Collect the lines of the entries where "Visitors" shows up.

▶ [SOURCE MATERIAL]
** START **
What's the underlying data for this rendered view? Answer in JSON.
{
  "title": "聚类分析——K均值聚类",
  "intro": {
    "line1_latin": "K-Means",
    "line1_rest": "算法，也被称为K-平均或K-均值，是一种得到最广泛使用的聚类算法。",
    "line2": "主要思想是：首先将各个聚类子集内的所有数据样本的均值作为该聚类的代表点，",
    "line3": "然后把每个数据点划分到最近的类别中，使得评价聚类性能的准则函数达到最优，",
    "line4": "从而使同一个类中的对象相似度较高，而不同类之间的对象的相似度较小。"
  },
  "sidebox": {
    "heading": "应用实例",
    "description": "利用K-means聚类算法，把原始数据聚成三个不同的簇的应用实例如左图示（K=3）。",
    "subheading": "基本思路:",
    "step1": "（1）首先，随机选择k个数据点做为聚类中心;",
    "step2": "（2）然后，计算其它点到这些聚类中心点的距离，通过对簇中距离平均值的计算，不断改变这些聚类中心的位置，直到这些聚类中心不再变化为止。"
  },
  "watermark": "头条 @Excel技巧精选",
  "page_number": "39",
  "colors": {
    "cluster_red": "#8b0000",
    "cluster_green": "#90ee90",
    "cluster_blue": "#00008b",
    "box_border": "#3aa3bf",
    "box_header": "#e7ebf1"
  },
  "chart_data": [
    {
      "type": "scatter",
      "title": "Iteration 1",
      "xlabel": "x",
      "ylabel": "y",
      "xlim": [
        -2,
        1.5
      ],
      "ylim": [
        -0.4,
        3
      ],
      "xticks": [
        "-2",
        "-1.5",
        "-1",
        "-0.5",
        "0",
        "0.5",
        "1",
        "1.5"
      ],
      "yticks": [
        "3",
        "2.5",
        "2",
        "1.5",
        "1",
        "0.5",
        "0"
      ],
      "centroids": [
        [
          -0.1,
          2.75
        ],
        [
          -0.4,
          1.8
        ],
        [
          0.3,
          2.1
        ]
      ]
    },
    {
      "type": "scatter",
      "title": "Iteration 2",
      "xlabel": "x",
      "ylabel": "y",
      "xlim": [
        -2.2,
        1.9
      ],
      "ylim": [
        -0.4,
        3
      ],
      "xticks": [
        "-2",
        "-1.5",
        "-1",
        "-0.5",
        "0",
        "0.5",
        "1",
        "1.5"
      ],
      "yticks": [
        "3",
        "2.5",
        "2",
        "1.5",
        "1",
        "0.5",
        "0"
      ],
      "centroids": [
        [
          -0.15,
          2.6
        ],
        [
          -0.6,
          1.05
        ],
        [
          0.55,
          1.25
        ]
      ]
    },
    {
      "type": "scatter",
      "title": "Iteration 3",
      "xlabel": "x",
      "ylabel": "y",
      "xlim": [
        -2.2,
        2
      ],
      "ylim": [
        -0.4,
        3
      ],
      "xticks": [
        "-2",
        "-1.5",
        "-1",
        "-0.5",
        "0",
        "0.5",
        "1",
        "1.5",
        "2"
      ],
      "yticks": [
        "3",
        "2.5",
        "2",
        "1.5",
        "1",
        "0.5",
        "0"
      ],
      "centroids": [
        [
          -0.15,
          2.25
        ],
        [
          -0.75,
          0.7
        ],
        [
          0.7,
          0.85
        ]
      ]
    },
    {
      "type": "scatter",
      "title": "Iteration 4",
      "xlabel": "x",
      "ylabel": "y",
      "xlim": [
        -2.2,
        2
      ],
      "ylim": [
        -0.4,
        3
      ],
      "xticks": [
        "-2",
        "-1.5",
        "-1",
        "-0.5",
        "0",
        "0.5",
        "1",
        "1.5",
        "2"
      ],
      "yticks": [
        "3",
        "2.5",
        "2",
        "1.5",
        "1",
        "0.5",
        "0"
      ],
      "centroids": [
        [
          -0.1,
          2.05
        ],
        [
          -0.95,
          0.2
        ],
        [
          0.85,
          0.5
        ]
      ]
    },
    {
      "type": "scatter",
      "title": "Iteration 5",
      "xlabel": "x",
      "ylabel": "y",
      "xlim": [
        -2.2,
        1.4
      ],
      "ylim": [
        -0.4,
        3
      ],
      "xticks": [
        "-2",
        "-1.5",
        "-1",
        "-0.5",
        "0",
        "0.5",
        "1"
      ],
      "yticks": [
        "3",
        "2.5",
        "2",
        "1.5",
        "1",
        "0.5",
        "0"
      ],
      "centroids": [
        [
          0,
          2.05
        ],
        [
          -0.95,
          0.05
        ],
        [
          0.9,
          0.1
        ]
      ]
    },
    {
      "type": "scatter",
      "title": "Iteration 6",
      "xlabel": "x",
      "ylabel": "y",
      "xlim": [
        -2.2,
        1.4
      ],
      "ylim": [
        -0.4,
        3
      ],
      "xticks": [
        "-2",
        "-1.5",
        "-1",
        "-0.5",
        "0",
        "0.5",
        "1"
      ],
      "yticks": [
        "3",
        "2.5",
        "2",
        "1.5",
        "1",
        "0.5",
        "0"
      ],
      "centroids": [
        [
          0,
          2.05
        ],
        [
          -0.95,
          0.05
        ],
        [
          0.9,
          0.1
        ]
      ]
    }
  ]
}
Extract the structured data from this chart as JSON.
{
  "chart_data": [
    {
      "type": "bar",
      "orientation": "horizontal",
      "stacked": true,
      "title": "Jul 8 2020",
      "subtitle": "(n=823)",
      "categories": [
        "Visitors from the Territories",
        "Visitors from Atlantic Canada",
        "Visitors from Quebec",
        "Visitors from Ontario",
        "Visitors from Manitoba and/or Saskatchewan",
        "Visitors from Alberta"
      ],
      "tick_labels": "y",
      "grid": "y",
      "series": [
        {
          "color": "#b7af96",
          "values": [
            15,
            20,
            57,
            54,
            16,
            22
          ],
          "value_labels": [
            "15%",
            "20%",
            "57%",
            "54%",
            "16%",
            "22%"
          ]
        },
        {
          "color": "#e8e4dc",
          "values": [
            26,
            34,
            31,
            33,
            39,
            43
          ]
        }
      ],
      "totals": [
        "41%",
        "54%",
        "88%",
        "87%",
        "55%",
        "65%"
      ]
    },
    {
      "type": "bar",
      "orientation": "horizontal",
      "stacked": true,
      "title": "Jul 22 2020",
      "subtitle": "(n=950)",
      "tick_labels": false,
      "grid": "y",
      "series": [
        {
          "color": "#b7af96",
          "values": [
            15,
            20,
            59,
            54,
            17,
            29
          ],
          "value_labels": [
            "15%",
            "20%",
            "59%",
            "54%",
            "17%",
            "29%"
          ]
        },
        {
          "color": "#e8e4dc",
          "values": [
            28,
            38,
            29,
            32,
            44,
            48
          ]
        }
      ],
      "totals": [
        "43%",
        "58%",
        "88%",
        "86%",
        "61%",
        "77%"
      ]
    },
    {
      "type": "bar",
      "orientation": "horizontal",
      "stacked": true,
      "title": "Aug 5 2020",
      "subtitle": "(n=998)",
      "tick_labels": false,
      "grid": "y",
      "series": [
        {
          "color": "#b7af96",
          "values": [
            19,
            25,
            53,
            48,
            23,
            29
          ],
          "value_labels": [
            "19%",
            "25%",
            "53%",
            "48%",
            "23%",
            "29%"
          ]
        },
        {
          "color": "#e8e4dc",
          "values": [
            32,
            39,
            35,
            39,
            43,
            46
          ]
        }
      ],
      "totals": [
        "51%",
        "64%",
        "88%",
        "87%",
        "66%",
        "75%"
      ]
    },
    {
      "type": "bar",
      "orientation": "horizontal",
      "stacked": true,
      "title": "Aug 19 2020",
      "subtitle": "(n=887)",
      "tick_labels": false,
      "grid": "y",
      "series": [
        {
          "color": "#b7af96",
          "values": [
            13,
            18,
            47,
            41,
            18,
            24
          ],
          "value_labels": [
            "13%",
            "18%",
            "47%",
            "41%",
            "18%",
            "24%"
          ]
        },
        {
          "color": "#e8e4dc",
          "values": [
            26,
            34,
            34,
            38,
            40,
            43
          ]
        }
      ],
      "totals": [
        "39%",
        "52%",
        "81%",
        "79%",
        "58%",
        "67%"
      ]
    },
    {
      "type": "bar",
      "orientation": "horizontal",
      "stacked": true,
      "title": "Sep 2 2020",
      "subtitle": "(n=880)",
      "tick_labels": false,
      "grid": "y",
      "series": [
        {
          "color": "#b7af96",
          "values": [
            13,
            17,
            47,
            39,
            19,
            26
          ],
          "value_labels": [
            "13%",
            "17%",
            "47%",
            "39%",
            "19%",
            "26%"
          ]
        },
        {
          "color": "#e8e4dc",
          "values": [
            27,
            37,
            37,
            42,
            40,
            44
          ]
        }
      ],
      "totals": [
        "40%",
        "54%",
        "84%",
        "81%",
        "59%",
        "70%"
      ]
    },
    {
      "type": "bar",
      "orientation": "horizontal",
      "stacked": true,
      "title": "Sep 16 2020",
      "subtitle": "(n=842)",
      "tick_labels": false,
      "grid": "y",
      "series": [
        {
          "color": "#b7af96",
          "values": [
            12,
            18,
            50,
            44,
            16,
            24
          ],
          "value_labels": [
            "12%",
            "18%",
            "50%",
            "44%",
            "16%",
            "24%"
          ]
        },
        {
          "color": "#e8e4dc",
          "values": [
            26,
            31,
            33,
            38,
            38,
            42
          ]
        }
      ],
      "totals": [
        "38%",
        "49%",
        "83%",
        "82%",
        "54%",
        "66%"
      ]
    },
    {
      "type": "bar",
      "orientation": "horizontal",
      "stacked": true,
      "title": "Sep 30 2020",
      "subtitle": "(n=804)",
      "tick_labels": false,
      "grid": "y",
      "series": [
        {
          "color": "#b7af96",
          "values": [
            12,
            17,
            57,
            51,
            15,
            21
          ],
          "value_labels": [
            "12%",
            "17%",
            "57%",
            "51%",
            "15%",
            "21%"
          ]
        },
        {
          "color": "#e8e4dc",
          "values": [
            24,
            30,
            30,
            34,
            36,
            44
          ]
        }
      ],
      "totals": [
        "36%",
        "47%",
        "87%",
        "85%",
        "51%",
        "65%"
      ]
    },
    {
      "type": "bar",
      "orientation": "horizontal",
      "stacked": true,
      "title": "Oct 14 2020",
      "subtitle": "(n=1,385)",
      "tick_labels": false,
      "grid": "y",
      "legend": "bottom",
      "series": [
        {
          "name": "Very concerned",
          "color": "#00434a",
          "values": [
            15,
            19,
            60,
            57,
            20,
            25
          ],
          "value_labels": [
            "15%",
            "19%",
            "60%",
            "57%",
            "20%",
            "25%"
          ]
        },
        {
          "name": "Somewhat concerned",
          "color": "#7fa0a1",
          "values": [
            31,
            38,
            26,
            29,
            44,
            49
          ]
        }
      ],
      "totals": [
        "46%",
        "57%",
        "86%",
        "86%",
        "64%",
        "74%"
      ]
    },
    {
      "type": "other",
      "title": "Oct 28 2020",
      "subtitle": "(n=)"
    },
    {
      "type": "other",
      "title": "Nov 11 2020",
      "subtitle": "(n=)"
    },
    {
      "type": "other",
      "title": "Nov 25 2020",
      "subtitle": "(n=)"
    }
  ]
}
** END **
▶ [EXPECTED ANSWER]
        "Visitors from the Territories",
        "Visitors from Atlantic Canada",
        "Visitors from Quebec",
        "Visitors from Ontario",
        "Visitors from Manitoba and/or Saskatchewan",
        "Visitors from Alberta"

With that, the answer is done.